Directions for this task => Give every line of the material again, exactly as written.

[Records from a data collection]

■ ■ ■ ■ ■ ■ ■

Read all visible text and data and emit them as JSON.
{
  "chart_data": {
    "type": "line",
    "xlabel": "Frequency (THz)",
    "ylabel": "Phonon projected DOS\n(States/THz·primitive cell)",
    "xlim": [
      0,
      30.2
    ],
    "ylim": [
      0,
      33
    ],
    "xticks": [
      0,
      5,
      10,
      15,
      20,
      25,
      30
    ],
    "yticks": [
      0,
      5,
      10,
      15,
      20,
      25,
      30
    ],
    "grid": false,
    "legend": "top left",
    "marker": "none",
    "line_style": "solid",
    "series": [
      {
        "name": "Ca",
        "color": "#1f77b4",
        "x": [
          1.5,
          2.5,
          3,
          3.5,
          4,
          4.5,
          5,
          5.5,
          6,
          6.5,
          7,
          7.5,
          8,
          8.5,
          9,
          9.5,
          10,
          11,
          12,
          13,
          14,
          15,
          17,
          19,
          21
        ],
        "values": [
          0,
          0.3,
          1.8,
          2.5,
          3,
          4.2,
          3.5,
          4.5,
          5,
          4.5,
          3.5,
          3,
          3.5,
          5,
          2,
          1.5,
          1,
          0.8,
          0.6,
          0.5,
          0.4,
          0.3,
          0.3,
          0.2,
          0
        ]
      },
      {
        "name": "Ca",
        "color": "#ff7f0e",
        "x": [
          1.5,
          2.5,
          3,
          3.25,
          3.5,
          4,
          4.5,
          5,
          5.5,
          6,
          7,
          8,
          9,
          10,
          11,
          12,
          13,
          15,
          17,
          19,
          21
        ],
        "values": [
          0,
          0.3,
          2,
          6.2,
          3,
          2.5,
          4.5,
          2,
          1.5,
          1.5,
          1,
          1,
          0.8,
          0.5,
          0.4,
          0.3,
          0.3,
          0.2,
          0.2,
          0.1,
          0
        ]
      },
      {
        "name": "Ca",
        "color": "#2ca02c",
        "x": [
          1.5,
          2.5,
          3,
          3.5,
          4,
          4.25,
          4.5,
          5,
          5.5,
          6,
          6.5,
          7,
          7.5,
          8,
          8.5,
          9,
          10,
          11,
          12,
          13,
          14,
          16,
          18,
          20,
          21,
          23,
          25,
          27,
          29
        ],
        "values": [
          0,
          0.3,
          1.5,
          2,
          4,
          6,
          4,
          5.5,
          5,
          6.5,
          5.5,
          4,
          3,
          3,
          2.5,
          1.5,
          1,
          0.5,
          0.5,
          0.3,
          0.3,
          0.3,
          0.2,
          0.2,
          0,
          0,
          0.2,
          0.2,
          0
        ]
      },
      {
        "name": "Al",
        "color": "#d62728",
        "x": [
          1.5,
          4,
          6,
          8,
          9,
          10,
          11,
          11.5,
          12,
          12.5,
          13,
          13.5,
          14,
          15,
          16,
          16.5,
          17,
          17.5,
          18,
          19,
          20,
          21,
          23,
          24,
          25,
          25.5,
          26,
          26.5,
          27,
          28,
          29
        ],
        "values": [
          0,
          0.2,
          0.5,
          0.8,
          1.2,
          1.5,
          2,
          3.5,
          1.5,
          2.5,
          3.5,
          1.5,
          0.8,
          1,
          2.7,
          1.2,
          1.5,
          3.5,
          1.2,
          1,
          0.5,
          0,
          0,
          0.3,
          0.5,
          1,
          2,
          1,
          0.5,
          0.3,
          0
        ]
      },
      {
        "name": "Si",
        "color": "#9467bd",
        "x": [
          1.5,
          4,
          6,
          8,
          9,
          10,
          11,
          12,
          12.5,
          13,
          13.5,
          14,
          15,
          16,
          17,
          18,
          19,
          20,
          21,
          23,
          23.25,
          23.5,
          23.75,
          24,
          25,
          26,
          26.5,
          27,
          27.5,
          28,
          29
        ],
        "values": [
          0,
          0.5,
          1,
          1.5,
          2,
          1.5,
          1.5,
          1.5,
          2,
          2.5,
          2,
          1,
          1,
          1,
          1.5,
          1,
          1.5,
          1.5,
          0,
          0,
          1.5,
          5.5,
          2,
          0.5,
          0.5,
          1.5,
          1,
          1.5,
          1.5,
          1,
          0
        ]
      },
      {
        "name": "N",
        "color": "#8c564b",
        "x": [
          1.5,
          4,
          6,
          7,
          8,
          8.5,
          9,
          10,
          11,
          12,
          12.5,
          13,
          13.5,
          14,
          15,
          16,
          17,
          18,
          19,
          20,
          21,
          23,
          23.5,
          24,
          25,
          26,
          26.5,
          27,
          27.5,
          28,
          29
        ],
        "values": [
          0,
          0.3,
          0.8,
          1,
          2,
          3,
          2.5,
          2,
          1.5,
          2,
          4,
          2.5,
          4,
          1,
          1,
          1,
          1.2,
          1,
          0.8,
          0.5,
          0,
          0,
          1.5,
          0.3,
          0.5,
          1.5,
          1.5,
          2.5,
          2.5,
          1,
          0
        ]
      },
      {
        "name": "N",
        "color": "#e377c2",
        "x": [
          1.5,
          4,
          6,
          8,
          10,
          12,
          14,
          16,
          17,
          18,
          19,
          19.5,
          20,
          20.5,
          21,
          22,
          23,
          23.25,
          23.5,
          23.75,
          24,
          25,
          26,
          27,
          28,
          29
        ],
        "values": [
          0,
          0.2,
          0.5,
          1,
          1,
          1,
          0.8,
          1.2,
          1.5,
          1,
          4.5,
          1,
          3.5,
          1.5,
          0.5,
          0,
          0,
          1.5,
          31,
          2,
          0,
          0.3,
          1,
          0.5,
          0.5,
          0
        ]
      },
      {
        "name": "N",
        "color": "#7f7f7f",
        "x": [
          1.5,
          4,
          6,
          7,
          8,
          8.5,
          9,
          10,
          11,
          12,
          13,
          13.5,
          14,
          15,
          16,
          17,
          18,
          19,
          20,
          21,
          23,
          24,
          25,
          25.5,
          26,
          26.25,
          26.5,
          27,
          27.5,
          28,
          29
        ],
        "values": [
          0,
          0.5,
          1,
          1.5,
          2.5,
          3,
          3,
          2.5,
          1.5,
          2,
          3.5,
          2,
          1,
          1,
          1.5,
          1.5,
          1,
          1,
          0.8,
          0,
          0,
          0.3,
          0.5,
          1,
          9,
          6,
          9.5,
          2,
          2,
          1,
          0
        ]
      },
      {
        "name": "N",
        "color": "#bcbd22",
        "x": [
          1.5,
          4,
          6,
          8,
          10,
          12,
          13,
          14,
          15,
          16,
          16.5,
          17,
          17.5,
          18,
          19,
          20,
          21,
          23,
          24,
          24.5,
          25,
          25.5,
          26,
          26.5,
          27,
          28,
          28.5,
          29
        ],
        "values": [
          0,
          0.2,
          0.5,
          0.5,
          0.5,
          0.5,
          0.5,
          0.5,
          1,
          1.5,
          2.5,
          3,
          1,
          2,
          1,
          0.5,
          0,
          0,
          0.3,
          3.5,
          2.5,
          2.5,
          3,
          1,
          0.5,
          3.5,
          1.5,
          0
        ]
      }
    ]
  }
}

■ ■ ■ ■ ■ ■ ■

Correct answer =>
Read all visible text and data and emit them as JSON.
{
  "chart_data": {
    "type": "line",
    "xlabel": "Frequency (THz)",
    "ylabel": "Phonon projected DOS\n(States/THz·primitive cell)",
    "xlim": [
      0,
      30.2
    ],
    "ylim": [
      0,
      33
    ],
    "xticks": [
      0,
      5,
      10,
      15,
      20,
      25,
      30
    ],
    "yticks": [
      0,
      5,
      10,
      15,
      20,
      25,
      30
    ],
    "grid": false,
    "legend": "top left",
    "marker": "none",
    "line_style": "solid",
    "series": [
      {
        "name": "Ca",
        "color": "#1f77b4",
        "x": [
          1.5,
          2.5,
          3,
          3.5,
          4,
          4.5,
          5,
          5.5,
          6,
          6.5,
          7,
          7.5,
          8,
          8.5,
          9,
          9.5,
          10,
          11,
          12,
          13,
          14,
          15,
          17,
          19,
          21
        ],
        "values": [
          0,
          0.3,
          1.8,
          2.5,
          3,
          4.2,
          3.5,
          4.5,
          5,
          4.5,
          3.5,
          3,
          3.5,
          5,
          2,
          1.5,
          1,
          0.8,
          0.6,
          0.5,
          0.4,
          0.3,
          0.3,
          0.2,
          0
        ]
      },
      {
        "name": "Ca",
        "color": "#ff7f0e",
        "x": [
          1.5,
          2.5,
          3,
          3.25,
          3.5,
          4,
          4.5,
          5,
          5.5,
          6,
          7,
          8,
          9,
          10,
          11,
          12,
          13,
          15,
          17,
          19,
          21
        ],
        "values": [
          0,
          0.3,
          2,
          6.2,
          3,
          2.5,
          4.5,
          2,
          1.5,
          1.5,
          1,
          1,
          0.8,
          0.5,
          0.4,
          0.3,
          0.3,
          0.2,
          0.2,
          0.1,
          0
        ]
      },
      {
        "name": "Ca",
        "color": "#2ca02c",
        "x": [
          1.5,
          2.5,
          3,
          3.5,
          4,
          4.25,
          4.5,
          5,
          5.5,
          6,
          6.5,
          7,
          7.5,
          8,
          8.5,
          9,
          10,
          11,
          12,
          13,
          14,
          16,
          18,
          20,
          21,
          23,
          25,
          27,
          29
        ],
        "values": [
          0,
          0.3,
          1.5,
          2,
          4,
          6,
          4,
          5.5,
          5,
          6.5,
          5.5,
          4,
          3,
          3,
          2.5,
          1.5,
          1,
          0.5,
          0.5,
          0.3,
          0.3,
          0.3,
          0.2,
          0.2,
          0,
          0,
          0.2,
          0.2,
          0
        ]
      },
      {
        "name": "Al",
        "color": "#d62728",
        "x": [
          1.5,
          4,
          6,
          8,
          9,
          10,
          11,
          11.5,
          12,
          12.5,
          13,
          13.5,
          14,
          15,
          16,
          16.5,
          17,
          17.5,
          18,
          19,
          20,
          21,
          23,
          24,
          25,
          25.5,
          26,
          26.5,
          27,
          28,
          29
        ],
        "values": [
          0,
          0.2,
          0.5,
          0.8,
          1.2,
          1.5,
          2,
          3.5,
          1.5,
          2.5,
          3.5,
          1.5,
          0.8,
          1,
          2.7,
          1.2,
          1.5,
          3.5,
          1.2,
          1,
          0.5,
          0,
          0,
          0.3,
          0.5,
          1,
          2,
          1,
          0.5,
          0.3,
          0
        ]
      },
      {
        "name": "Si",
        "color": "#9467bd",
        "x": [
          1.5,
          4,
          6,
          8,
          9,
          10,
          11,
          12,
          12.5,
          13,
          13.5,
          14,
          15,
          16,
          17,
          18,
          19,
          20,
          21,
          23,
          23.25,
          23.5,
          23.75,
          24,
          25,
          26,
          26.5,
          27,
          27.5,
          28,
          29
        ],
        "values": [
          0,
          0.5,
          1,
          1.5,
          2,
          1.5,
          1.5,
          1.5,
          2,
          2.5,
          2,
          1,
          1,
          1,
          1.5,
          1,
          1.5,
          1.5,
          0,
          0,
          1.5,
          5.5,
          2,
          0.5,
          0.5,
          1.5,
          1,
          1.5,
          1.5,
          1,
          0
        ]
      },
      {
        "name": "N",
        "color": "#8c564b",
        "x": [
          1.5,
          4,
          6,
          7,
          8,
          8.5,
          9,
          10,
          11,
          12,
          12.5,
          13,
          13.5,
          14,
          15,
          16,
          17,
          18,
          19,
          20,
          21,
          23,
          23.5,
          24,
          25,
          26,
          26.5,
          27,
          27.5,
          28,
          29
        ],
        "values": [
          0,
          0.3,
          0.8,
          1,
          2,
          3,
          2.5,
          2,
          1.5,
          2,
          4,
          2.5,
          4,
          1,
          1,
          1,
          1.2,
          1,
          0.8,
          0.5,
          0,
          0,
          1.5,
          0.3,
          0.5,
          1.5,
          1.5,
          2.5,
          2.5,
          1,
          0
        ]
      },
      {
        "name": "N",
        "color": "#e377c2",
        "x": [
          1.5,
          4,
          6,
          8,
          10,
          12,
          14,
          16,
          17,
          18,
          19,
          19.5,
          20,
          20.5,
          21,
          22,
          23,
          23.25,
          23.5,
          23.75,
          24,
          25,
          26,
          27,
          28,
          29
        ],
        "values": [
          0,
          0.2,
          0.5,
          1,
          1,
          1,
          0.8,
          1.2,
          1.5,
          1,
          4.5,
          1,
          3.5,
          1.5,
          0.5,
          0,
          0,
          1.5,
          31,
          2,
          0,
          0.3,
          1,
          0.5,
          0.5,
          0
        ]
      },
      {
        "name": "N",
        "color": "#7f7f7f",
        "x": [
          1.5,
          4,
          6,
          7,
          8,
          8.5,
          9,
          10,
          11,
          12,
          13,
          13.5,
          14,
          15,
          16,
          17,
          18,
          19,
          20,
          21,
          23,
          24,
          25,
          25.5,
          26,
          26.25,
          26.5,
          27,
          27.5,
          28,
          29
        ],
        "values": [
          0,
          0.5,
          1,
          1.5,
          2.5,
          3,
          3,
          2.5,
          1.5,
          2,
          3.5,
          2,
          1,
          1,
          1.5,
          1.5,
          1,
          1,
          0.8,
          0,
          0,
          0.3,
          0.5,
          1,
          9,
          6,
          9.5,
          2,
          2,
          1,
          0
        ]
      },
      {
        "name": "N",
        "color": "#bcbd22",
        "x": [
          1.5,
          4,
          6,
          8,
          10,
          12,
          13,
          14,
          15,
          16,
          16.5,
          17,
          17.5,
          18,
          19,
          20,
          21,
          23,
          24,
          24.5,
          25,
          25.5,
          26,
          26.5,
          27,
          28,
          28.5,
          29
        ],
        "values": [
          0,
          0.2,
          0.5,
          0.5,
          0.5,
          0.5,
          0.5,
          0.5,
          1,
          1.5,
          2.5,
          3,
          1,
          2,
          1,
          0.5,
          0,
          0,
          0.3,
          3.5,
          2.5,
          2.5,
          3,
          1,
          0.5,
          3.5,
          1.5,
          0
        ]
      }
    ]
  }
}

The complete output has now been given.